* [Stated exercise]: Find all lines in the listing that include the word "email", then copy them.

Collection entries
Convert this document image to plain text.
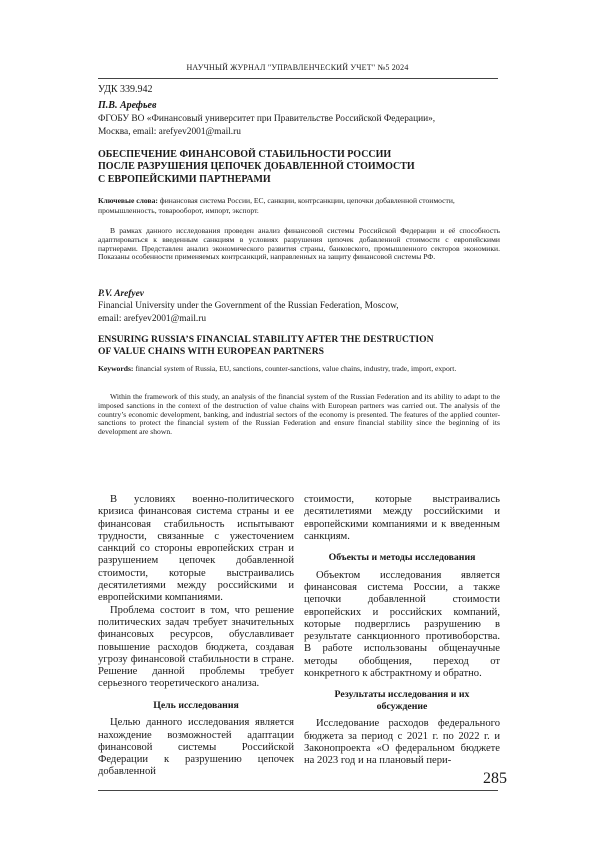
НАУЧНЫЙ ЖУРНАЛ "УПРАВЛЕНЧЕСКИЙ УЧЕТ" №5 2024
УДК 339.942
П.В. Арефьев
ФГОБУ ВО «Финансовый университет при Правительстве Российской Федерации»,
Москва, email: arefyev2001@mail.ru
ОБЕСПЕЧЕНИЕ ФИНАНСОВОЙ СТАБИЛЬНОСТИ РОССИИ
ПОСЛЕ РАЗРУШЕНИЯ ЦЕПОЧЕК ДОБАВЛЕННОЙ СТОИМОСТИ
С ЕВРОПЕЙСКИМИ ПАРТНЕРАМИ
Ключевые слова: финансовая система России, ЕС, санкции, контрсанкции, цепочки добавленной стоимости, промышленность, товарооборот, импорт, экспорт.

В рамках данного исследования проведен анализ финансовой системы Российской Федерации и её способность адаптироваться к введенным санкциям в условиях разрушения цепочек добавленной стоимости с европейскими партнерами. Представлен анализ экономического развития страны, банковского, промышленного секторов экономики. Показаны особенности применяемых контрсанкций, направленных на защиту финансовой системы РФ.

P.V. Arefyev
Financial University under the Government of the Russian Federation, Moscow,
email: arefyev2001@mail.ru
ENSURING RUSSIA’S FINANCIAL STABILITY AFTER THE DESTRUCTION
OF VALUE CHAINS WITH EUROPEAN PARTNERS
Keywords: financial system of Russia, EU, sanctions, counter-sanctions, value chains, industry, trade, import, export.

Within the framework of this study, an analysis of the financial system of the Russian Federation and its ability to adapt to the imposed sanctions in the context of the destruction of value chains with European partners was carried out. The analysis of the country’s economic development, banking, and industrial sectors of the economy is presented. The features of the applied counter-sanctions to protect the financial system of the Russian Federation and ensure financial stability since the beginning of its development are shown.

В условиях военно-политического кризиса финансовая система страны и ее финансовая стабильность испытывают трудности, связанные с ужесточением санкций со стороны европейских стран и разрушением цепочек добавленной стоимости, которые выстраивались десятилетиями между российскими и европейскими компаниями.

Проблема состоит в том, что решение политических задач требует значительных финансовых ресурсов, обуславливает повышение расходов бюджета, создавая угрозу финансовой стабильности в стране. Решение данной проблемы требует серьезного теоретического анализа.

Цель исследования

Целью данного исследования является нахождение возможностей адаптации финансовой системы Российской Федерации к разрушению цепочек добавленной

стоимости, которые выстраивались десятилетиями между российскими и европейскими компаниями и к введенным санкциям.

Объекты и методы исследования

Объектом исследования является финансовая система России, а также цепочки добавленной стоимости европейских и российских компаний, которые подверглись разрушению в результате санкционного противоборства. В работе использованы общенаучные методы обобщения, переход от конкретного к абстрактному и обратно.

Результаты исследования и их обсуждение

Исследование расходов федерального бюджета за период с 2021 г. по 2022 г. и Законопроекта «О федеральном бюджете на 2023 год и на плановый пери-

285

* [Exercise solution]:
Москва, email: arefyev2001@mail.ru
email: arefyev2001@mail.ru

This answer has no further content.